Partes do exercício:
(1) Diga se cada afirmação a seguir está de acordo com o texto sobre os documentos de José Ananias Raimundo, respondendo sim ou não e citando as palavras do texto que decidem a resposta: (a) o casamento registrado em nome de José ocorreu em outubro de 2004; (b) o homem que morreu tinha documento de identificação próprio; (c) a morte do falecido foi causada por doença cardíaca.
(2) Estenda o texto sobre os documentos de José Ananias Raimundo, começando logo após a última frase apresentada.

Ele prestou um boletim de ocorrência, pois não sabia nada disso.
Oficialmente,
José Ananias Raimundo, de 38 anos, é um homem casado e pai de família. O
matrimônio foi em outubro de 2004 e está devidamente registrado no
cartório de registro civil de Itaporanga. No mesmo serviço registral
também constam as certidões de nascimento de dois filhos de José. O
problema é que ele não sabia de nada disso. Só descobriu agora, depois
do falecimento do homem que utilizou indevidamente seus documentos
pessoais para contrair núpcias e fazer família.
A
confusão veio à tona na hora de tirar o registro de óbito do falecido. A
morte foi no final do mês passado por doença cardíaca: apesar de ter
sido sepultado, descobriu-se que José Raimundo, na verdade, estava vivo e
que o verdadeiro morto não tinha documento de identificação, ou seja,
não existia oficialmente, porque ainda não tinha nascido perante à lei
por falta de registro de nascimento, e agora, depois de morto, ficou
também sem registro de óbito. Sem documento, o cartório não emite a
certidão de falecimento.

[Dados estruturados de análise de página]
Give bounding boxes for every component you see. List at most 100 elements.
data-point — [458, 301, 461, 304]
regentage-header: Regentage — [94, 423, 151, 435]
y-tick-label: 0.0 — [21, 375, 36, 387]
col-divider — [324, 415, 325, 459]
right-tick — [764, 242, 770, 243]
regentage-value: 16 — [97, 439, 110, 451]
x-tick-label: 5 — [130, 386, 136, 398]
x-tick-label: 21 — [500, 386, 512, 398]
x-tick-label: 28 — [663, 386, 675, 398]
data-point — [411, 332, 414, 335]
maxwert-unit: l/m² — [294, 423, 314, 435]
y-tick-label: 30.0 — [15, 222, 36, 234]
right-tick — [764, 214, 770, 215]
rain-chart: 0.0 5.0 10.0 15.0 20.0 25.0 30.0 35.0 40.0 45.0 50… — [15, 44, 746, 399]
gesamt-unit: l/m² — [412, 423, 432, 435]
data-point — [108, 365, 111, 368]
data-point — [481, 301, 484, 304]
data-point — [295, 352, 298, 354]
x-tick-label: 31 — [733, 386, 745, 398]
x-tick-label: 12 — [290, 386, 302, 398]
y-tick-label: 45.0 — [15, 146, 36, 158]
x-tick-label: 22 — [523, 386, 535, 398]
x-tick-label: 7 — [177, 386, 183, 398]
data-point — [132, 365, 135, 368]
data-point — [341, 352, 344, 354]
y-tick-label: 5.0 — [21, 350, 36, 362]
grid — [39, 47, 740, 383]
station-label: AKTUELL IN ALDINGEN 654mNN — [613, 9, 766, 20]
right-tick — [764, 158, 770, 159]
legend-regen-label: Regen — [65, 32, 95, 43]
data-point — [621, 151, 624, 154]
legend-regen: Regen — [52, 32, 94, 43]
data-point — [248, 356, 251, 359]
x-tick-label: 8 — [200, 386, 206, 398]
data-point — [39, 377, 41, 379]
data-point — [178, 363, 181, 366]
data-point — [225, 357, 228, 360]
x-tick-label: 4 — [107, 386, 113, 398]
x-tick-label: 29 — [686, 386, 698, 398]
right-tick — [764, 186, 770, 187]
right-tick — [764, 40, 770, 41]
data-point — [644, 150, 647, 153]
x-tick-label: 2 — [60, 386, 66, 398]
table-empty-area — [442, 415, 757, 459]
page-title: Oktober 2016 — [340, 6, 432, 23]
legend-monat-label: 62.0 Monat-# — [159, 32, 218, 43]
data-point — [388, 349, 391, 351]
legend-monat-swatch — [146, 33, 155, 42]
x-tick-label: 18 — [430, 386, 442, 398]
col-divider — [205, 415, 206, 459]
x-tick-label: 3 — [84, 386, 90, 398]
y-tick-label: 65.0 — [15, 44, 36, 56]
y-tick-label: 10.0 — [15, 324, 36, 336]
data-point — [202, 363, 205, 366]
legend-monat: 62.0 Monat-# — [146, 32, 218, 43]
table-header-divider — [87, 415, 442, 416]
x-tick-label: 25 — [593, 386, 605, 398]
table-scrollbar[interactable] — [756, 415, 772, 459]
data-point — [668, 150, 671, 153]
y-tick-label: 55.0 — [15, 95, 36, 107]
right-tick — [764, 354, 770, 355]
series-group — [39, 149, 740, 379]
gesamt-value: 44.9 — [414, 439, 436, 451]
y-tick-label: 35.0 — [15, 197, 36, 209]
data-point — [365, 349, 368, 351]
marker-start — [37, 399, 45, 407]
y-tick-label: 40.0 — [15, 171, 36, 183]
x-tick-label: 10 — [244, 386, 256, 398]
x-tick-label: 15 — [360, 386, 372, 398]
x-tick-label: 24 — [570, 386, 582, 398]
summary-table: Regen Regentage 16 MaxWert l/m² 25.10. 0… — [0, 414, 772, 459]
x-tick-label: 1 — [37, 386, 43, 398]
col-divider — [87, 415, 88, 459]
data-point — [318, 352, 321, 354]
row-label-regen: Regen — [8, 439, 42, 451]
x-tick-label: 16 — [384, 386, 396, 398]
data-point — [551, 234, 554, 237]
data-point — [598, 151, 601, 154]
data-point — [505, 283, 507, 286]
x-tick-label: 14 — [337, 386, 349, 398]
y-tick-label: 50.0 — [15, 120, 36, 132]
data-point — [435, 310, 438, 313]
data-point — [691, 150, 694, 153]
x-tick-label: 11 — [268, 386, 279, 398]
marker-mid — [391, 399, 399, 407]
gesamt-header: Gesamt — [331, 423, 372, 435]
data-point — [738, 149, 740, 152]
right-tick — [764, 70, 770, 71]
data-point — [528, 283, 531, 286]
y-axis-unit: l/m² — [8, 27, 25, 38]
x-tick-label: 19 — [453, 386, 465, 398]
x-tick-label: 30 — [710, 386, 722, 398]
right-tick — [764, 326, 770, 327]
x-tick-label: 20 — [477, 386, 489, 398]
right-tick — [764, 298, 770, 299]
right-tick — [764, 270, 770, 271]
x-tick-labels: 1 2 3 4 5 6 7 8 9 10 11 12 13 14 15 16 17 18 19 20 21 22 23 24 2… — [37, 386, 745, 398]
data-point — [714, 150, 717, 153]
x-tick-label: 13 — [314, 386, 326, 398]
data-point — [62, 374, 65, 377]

Respostas escritas:
(1)
(a) Sim: "O matrimônio foi em outubro de 2004".
(b) Não: "o verdadeiro morto não tinha documento de identificação".
(c) Sim: "A morte foi no final do mês passado por doença cardíaca".

(2)
Mas a
confusão na para por aí. O verdadeiro falecido, de nome Geraldo, de 34
anos, deixou uma herança de problemas: sua ex-mulher, mãe dos seus dois
filhos, não pode pedir uma pensão porque, apesar do falecimento, seu
exmarido continua vivo oficialmente, ou seja, ela casou-se de fato com
um homem, mas, pela lei, era casada com outro. Na mesma situação está a
atual companheira do falecido, uma mulher de 49 anos, pois não tem como
provar que ele morreu. “Minha luta agora é para tirar a certidão de
óbito dele e, para isso, vou procurar a Justiça e já contratei um
advogado, mesmo sem poder”, comentou ela durante contato com a Folha.
Já
José Ananias Raimundo precisa agora provar que nunca se casou, não tem
filhos nem está morto. Para isso, o primeiro passo foi procurar a
delegacia e registrar um Boletim de Ocorrência. “Em 45 anos de polícia,
eu nunca vi uma confusão dessa”, comentou o escrivão Silva Rodrigues,
conhecido popularmente como Mãe Velha. Outro problema é que os registros
de nascimento e demais documentos dos filhos, que hoje são
adolescentes, assim como a certidão de casamento da mãe, também terão
que ser modificados, mas somente por força da Justiça.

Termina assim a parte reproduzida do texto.